▸ YOUR INSTRUCTIONS:
Filter this data down to the lines that hold "Leave", and copy them.

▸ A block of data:
begin
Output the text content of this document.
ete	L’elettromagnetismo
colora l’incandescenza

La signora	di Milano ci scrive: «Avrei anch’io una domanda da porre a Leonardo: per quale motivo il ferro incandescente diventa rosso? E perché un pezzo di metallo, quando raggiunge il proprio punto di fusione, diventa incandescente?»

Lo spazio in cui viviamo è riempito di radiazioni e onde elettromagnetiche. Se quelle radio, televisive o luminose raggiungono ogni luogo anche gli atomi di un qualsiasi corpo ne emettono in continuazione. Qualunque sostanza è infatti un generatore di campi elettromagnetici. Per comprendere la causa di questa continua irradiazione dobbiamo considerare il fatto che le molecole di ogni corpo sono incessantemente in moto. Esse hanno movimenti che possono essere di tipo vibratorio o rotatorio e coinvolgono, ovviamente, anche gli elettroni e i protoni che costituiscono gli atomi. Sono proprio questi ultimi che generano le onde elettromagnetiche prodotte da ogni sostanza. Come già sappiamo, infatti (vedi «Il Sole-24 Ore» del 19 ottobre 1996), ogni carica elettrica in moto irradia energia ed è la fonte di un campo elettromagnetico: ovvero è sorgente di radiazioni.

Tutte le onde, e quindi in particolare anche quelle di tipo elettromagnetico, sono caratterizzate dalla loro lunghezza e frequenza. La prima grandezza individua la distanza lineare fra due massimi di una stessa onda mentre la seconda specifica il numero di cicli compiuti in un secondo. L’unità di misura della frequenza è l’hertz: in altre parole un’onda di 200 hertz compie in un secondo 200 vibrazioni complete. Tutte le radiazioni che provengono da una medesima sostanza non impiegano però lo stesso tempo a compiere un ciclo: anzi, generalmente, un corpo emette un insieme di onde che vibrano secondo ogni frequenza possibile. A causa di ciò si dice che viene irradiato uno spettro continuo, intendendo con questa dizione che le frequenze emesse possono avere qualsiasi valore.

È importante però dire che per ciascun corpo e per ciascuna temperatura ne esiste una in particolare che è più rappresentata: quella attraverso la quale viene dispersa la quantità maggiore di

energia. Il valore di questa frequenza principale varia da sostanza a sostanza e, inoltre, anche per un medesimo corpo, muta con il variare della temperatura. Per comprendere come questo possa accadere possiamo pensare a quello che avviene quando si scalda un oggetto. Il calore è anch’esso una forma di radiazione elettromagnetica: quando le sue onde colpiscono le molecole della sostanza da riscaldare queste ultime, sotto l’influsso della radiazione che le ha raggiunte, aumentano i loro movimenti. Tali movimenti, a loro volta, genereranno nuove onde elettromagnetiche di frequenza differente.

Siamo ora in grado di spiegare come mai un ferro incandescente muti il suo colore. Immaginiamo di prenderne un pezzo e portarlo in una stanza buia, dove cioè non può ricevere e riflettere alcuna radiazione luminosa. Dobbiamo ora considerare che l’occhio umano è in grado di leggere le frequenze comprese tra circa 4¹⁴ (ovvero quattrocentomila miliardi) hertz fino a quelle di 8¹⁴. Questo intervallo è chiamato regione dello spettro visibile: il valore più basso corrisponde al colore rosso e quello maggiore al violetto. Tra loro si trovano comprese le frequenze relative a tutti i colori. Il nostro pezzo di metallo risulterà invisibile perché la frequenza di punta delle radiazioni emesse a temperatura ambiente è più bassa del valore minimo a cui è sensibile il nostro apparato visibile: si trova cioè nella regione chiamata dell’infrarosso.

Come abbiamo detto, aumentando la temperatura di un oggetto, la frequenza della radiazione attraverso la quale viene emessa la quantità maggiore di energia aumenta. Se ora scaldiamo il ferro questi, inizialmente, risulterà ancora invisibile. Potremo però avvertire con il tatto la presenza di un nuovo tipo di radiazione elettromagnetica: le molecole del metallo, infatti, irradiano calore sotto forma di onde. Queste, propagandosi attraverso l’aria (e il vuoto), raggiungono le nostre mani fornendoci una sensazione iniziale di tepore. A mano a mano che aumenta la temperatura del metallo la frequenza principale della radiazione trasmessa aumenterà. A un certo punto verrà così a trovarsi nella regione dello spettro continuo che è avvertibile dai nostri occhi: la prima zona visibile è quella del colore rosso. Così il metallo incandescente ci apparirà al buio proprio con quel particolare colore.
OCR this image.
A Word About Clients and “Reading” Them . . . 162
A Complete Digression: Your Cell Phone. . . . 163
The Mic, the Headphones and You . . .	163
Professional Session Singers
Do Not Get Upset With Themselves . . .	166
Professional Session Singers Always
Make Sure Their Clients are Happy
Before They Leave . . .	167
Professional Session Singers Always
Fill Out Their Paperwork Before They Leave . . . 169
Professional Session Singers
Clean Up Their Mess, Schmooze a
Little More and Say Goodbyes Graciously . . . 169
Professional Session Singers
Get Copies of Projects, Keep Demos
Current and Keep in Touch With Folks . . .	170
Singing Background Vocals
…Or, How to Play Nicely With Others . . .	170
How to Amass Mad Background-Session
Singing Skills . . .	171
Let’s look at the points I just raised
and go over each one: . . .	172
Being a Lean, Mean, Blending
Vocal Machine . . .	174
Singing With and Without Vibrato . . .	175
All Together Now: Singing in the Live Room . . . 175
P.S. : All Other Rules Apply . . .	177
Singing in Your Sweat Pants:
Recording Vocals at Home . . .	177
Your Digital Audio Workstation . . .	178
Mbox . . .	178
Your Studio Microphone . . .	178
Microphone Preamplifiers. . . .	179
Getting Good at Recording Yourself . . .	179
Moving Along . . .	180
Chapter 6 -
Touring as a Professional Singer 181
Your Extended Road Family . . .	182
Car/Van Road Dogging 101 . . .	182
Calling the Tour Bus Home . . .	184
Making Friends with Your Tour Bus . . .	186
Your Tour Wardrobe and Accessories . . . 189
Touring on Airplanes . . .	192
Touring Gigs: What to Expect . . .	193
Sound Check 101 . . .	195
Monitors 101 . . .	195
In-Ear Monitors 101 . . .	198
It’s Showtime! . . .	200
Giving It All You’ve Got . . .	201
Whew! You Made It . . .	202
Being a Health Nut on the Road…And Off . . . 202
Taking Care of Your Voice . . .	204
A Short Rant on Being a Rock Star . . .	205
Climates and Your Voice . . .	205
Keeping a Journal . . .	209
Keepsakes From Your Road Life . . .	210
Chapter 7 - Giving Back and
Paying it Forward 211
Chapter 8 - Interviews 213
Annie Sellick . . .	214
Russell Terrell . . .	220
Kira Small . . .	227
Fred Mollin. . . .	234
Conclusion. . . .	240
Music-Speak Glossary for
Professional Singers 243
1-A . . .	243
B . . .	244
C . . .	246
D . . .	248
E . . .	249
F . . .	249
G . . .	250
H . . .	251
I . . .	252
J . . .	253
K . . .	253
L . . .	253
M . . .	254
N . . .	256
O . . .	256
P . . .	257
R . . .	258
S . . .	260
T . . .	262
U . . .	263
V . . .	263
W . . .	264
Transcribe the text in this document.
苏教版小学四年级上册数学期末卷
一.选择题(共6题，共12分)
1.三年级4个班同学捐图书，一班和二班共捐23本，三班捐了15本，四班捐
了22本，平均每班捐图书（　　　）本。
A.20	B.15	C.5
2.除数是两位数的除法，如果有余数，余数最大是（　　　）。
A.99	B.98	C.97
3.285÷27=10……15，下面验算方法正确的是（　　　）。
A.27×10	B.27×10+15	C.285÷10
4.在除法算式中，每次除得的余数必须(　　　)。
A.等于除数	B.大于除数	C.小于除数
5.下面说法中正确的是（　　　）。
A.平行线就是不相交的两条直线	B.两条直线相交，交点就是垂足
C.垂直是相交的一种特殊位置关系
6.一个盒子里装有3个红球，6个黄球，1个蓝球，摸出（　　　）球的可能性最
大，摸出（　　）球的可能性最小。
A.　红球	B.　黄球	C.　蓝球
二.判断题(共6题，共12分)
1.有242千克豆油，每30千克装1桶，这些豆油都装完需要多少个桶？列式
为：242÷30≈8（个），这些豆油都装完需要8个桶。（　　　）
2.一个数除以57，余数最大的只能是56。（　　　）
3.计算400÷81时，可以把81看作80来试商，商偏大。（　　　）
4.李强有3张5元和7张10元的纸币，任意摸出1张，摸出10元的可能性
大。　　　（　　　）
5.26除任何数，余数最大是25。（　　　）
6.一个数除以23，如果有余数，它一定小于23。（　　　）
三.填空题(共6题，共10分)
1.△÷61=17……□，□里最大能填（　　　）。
end
▸ TASK RESULT:
Before They Leave . . .	167
Fill Out Their Paperwork Before They Leave . . . 169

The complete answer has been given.